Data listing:
◇ ◇ ◇

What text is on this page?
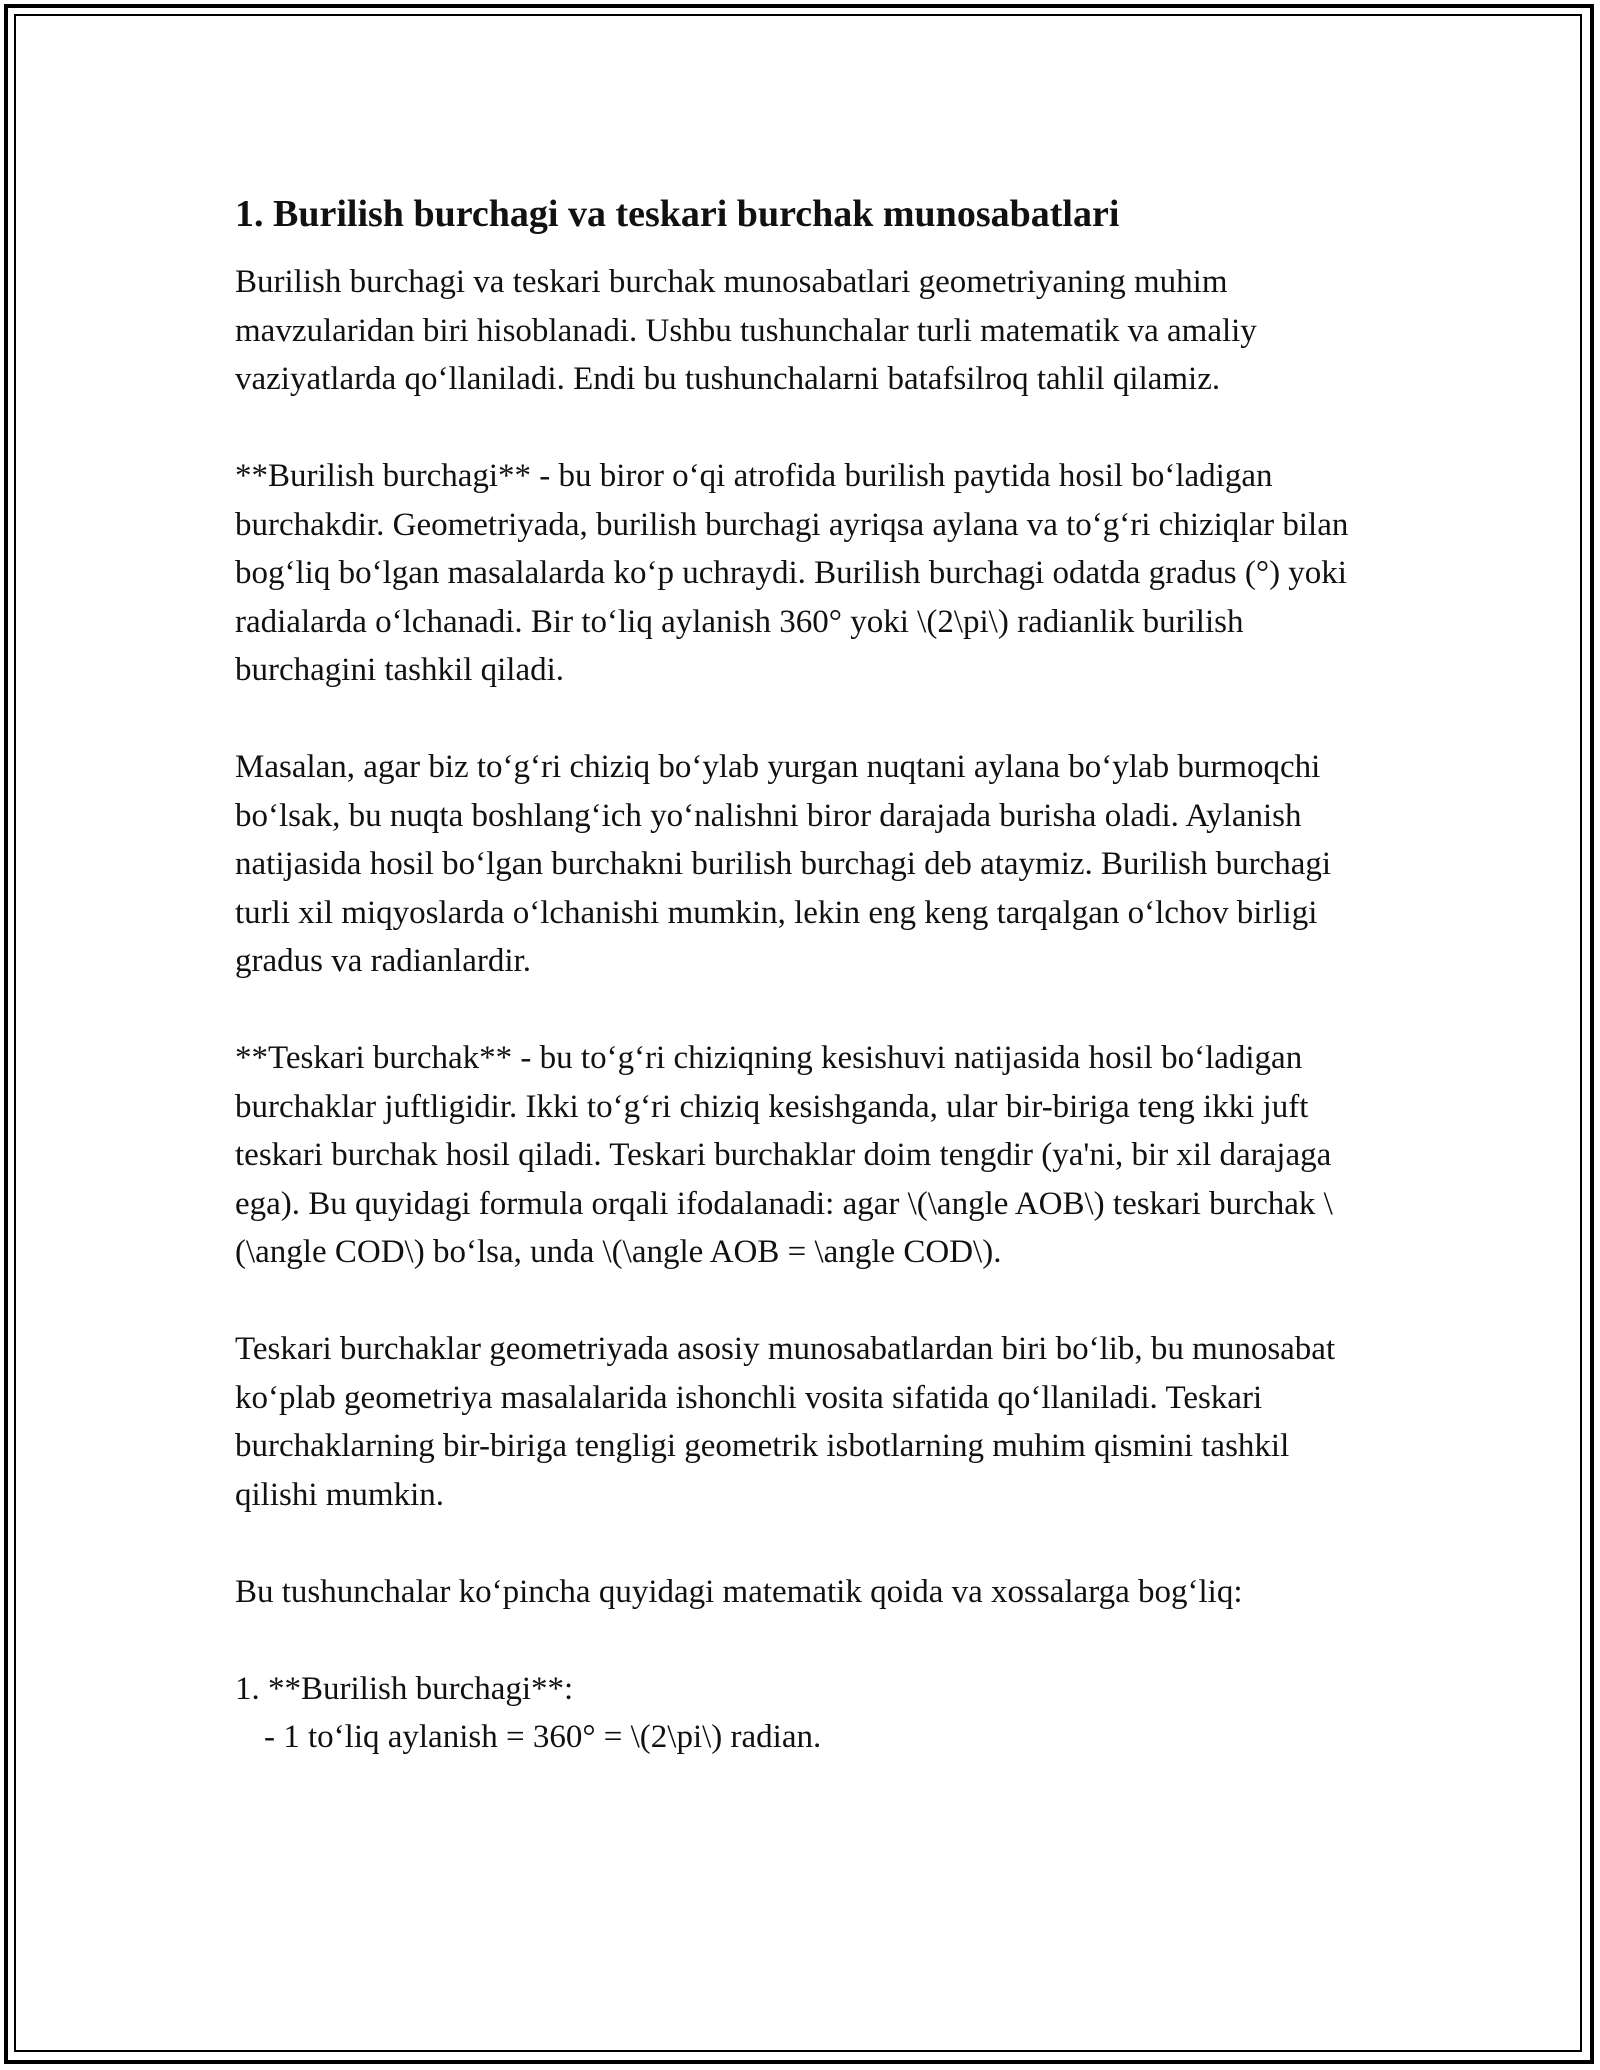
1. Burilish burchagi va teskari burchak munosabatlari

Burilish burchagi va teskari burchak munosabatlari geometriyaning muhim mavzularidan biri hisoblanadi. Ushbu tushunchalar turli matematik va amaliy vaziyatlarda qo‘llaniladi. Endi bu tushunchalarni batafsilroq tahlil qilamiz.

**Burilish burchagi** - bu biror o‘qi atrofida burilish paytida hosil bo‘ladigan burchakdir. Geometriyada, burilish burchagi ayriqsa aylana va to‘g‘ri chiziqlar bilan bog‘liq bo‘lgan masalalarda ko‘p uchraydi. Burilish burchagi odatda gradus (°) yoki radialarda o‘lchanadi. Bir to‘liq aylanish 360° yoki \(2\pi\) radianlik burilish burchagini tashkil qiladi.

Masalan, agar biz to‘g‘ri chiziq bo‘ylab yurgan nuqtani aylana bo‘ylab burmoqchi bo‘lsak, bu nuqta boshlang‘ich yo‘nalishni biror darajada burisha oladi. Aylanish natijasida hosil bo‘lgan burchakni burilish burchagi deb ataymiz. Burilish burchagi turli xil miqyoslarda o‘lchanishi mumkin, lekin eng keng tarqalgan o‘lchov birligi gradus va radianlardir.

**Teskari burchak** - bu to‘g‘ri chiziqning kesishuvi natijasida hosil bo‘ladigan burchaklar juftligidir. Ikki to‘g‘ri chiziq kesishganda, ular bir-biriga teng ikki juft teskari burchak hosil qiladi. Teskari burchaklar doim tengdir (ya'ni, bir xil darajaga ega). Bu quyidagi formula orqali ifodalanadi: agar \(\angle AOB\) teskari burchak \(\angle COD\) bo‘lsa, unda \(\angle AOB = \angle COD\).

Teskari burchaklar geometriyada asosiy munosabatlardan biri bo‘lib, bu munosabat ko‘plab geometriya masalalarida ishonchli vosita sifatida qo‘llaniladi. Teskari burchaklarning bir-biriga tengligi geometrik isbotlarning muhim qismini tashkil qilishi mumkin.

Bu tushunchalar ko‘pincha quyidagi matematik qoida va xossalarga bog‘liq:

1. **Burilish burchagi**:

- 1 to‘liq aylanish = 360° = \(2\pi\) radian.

◇ ◇ ◇

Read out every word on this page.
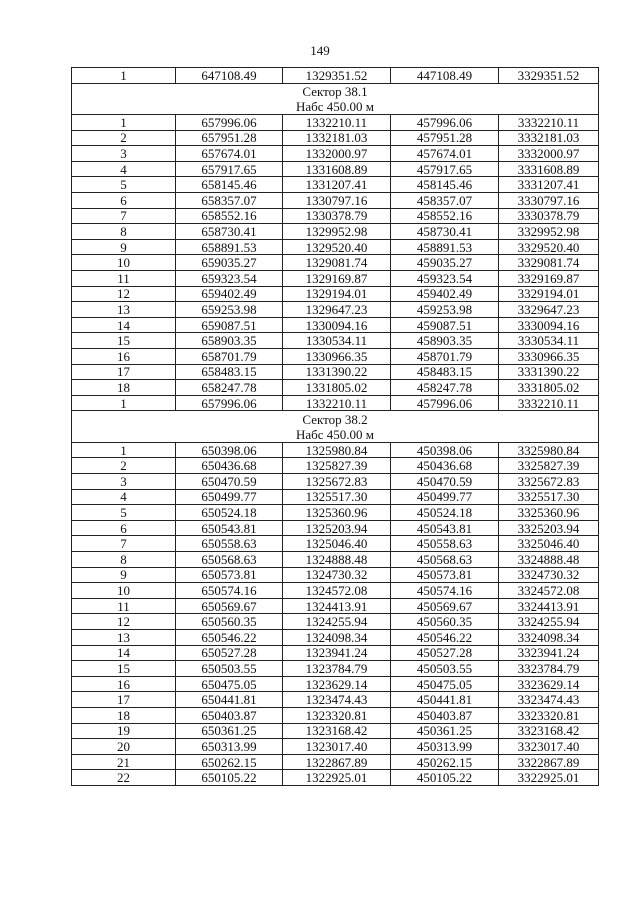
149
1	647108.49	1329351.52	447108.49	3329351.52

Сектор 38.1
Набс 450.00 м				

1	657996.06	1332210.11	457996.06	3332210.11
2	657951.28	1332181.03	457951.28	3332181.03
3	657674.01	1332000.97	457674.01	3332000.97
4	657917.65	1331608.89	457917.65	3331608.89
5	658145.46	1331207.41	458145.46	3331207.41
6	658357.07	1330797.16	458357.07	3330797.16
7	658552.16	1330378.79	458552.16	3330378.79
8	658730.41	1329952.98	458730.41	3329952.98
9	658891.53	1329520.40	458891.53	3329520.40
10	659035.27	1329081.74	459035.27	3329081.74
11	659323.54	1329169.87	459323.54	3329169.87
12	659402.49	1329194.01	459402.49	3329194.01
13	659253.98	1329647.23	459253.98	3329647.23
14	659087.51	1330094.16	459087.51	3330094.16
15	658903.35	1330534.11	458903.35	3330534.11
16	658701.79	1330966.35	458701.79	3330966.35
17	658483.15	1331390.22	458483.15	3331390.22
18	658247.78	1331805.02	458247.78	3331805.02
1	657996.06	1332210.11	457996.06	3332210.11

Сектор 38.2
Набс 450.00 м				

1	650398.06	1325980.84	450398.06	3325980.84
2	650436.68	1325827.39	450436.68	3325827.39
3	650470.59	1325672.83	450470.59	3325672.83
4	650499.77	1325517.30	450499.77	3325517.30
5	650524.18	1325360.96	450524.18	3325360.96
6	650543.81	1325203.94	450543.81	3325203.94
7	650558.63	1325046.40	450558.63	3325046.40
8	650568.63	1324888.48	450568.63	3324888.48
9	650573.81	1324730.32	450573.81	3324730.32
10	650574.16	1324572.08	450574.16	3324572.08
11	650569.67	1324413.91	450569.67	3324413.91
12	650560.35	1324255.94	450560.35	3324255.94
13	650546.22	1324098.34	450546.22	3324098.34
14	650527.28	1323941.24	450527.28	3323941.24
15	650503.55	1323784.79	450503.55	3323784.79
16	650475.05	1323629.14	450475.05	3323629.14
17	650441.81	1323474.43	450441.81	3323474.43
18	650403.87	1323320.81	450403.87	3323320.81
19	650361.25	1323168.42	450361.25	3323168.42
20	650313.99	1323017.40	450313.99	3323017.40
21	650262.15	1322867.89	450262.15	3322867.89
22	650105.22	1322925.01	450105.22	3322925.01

◇ ◇ ◇

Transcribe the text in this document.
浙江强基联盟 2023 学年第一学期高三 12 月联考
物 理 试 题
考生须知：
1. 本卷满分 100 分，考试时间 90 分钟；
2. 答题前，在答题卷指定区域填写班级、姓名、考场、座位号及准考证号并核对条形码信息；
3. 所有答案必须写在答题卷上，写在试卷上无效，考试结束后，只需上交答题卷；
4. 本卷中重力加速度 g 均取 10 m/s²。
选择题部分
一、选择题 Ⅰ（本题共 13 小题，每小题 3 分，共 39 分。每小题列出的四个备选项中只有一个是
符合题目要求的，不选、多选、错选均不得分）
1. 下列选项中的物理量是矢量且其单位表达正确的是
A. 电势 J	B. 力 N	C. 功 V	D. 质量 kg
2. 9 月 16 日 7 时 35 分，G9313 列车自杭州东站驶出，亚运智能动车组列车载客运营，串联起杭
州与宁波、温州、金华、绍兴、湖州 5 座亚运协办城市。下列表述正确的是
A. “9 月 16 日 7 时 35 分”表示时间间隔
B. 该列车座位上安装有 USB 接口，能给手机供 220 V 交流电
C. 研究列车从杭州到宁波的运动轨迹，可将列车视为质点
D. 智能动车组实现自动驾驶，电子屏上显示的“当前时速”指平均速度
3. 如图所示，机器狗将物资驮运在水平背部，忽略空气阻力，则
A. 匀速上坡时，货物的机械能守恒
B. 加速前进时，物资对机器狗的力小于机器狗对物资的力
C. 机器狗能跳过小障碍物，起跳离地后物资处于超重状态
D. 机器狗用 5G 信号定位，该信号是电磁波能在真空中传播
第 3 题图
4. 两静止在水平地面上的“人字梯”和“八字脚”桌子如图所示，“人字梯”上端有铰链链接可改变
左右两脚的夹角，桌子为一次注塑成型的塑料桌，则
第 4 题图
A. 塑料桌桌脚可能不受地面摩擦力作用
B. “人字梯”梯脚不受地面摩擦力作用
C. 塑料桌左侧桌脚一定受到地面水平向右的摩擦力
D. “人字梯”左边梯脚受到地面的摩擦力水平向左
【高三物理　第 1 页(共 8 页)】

◇ ◇ ◇

TASK TO CARRY OUT ::
Your task is to gather all lines from the entries above that hold the word "muhim".

ANSWER TO THE EXERCISE ::
Burilish burchagi va teskari burchak munosabatlari geometriyaning muhim mavzularidan biri hisoblanadi. Ushbu tushunchalar turli matematik va amaliy vaziyatlarda qo‘llaniladi. Endi bu tushunchalarni batafsilroq tahlil qilamiz.
Teskari burchaklar geometriyada asosiy munosabatlardan biri bo‘lib, bu munosabat ko‘plab geometriya masalalarida ishonchli vosita sifatida qo‘llaniladi. Teskari burchaklarning bir-biriga tengligi geometrik isbotlarning muhim qismini tashkil qilishi mumkin.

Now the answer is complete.